## Stated goal
Here are some entries; quote each one exactly.

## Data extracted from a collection
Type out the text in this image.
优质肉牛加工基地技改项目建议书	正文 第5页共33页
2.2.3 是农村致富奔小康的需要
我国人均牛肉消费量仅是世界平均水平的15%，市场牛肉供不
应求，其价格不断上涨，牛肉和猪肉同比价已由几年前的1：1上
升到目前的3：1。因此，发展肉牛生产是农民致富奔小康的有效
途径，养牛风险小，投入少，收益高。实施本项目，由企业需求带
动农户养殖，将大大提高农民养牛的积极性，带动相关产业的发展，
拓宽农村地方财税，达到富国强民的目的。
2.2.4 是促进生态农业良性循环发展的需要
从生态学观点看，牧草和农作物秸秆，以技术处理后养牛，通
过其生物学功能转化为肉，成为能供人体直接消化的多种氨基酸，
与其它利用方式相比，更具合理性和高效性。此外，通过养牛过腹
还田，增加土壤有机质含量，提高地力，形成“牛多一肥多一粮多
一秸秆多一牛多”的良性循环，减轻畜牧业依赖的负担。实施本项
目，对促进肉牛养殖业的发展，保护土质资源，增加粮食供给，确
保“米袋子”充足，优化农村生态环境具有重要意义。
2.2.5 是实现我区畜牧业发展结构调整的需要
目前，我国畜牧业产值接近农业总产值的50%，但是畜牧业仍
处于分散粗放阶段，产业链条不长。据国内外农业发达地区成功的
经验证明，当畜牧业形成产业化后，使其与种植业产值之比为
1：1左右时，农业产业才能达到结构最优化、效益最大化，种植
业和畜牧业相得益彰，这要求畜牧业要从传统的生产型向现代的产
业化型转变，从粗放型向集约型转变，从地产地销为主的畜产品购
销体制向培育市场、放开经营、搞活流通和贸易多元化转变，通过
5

## Reply
Type out the text in this image.
优质肉牛加工基地技改项目建议书	正文 第5页共33页
2.2.3 是农村致富奔小康的需要
我国人均牛肉消费量仅是世界平均水平的15%，市场牛肉供不
应求，其价格不断上涨，牛肉和猪肉同比价已由几年前的1：1上
升到目前的3：1。因此，发展肉牛生产是农民致富奔小康的有效
途径，养牛风险小，投入少，收益高。实施本项目，由企业需求带
动农户养殖，将大大提高农民养牛的积极性，带动相关产业的发展，
拓宽农村地方财税，达到富国强民的目的。
2.2.4 是促进生态农业良性循环发展的需要
从生态学观点看，牧草和农作物秸秆，以技术处理后养牛，通
过其生物学功能转化为肉，成为能供人体直接消化的多种氨基酸，
与其它利用方式相比，更具合理性和高效性。此外，通过养牛过腹
还田，增加土壤有机质含量，提高地力，形成“牛多一肥多一粮多
一秸秆多一牛多”的良性循环，减轻畜牧业依赖的负担。实施本项
目，对促进肉牛养殖业的发展，保护土质资源，增加粮食供给，确
保“米袋子”充足，优化农村生态环境具有重要意义。
2.2.5 是实现我区畜牧业发展结构调整的需要
目前，我国畜牧业产值接近农业总产值的50%，但是畜牧业仍
处于分散粗放阶段，产业链条不长。据国内外农业发达地区成功的
经验证明，当畜牧业形成产业化后，使其与种植业产值之比为
1：1左右时，农业产业才能达到结构最优化、效益最大化，种植
业和畜牧业相得益彰，这要求畜牧业要从传统的生产型向现代的产
业化型转变，从粗放型向集约型转变，从地产地销为主的畜产品购
销体制向培育市场、放开经营、搞活流通和贸易多元化转变，通过
5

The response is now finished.